Search the material for the word "color" and copy each line that holds it.

> [Stored data entries]
──────────────────────────────
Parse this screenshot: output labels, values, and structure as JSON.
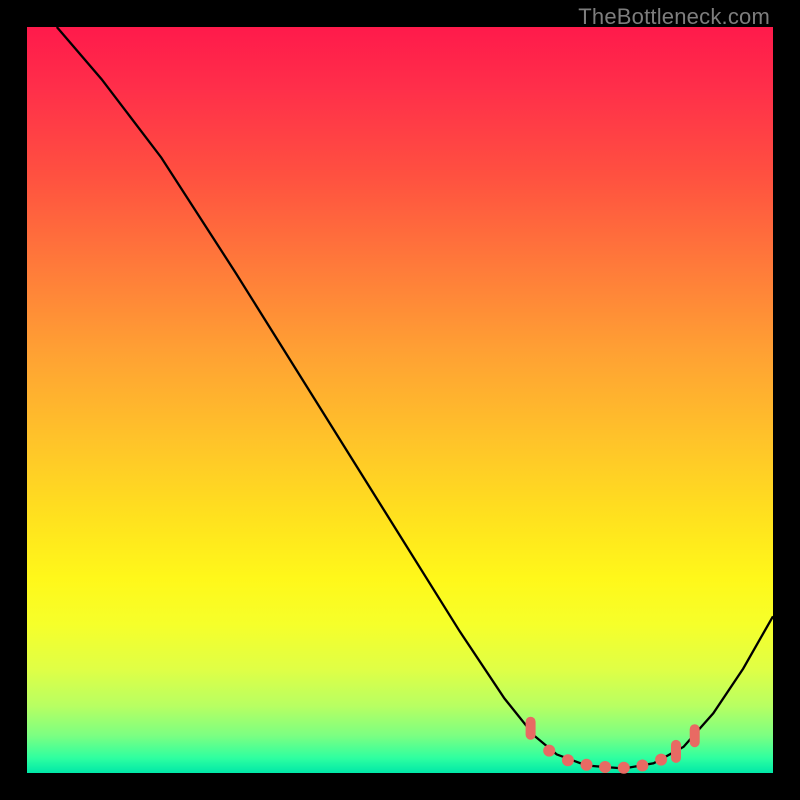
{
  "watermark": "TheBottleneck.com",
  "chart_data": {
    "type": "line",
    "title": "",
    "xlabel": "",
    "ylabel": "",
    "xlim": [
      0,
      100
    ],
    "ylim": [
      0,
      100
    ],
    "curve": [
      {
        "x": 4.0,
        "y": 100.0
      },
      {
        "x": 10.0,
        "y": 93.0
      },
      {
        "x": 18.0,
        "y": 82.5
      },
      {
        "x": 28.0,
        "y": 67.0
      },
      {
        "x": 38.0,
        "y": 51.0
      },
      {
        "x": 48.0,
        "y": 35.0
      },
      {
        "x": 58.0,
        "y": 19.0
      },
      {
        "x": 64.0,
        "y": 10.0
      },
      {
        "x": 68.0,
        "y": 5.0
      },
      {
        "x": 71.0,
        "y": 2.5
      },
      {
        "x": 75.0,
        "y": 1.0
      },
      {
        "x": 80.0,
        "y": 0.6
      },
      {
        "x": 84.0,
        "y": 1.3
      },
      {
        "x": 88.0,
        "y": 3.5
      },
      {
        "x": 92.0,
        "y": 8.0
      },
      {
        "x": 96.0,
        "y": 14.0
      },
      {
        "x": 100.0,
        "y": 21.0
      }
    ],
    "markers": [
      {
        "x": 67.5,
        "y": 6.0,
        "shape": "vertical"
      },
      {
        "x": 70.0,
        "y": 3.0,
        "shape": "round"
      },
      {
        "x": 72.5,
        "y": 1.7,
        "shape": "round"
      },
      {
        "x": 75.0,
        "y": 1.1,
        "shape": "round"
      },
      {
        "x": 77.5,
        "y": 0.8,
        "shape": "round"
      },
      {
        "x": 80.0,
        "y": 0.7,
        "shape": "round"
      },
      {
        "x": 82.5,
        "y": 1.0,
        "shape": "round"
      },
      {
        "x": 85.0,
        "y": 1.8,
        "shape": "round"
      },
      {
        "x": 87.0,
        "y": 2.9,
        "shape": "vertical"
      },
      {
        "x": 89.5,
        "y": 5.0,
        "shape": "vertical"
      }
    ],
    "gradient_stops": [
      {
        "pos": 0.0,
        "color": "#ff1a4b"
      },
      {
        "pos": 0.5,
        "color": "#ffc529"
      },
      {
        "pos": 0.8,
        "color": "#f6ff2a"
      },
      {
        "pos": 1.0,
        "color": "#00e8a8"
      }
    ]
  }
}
──────────────────────────────
> [Result]
        "color": "#ff1a4b"
        "color": "#ffc529"
        "color": "#f6ff2a"
        "color": "#00e8a8"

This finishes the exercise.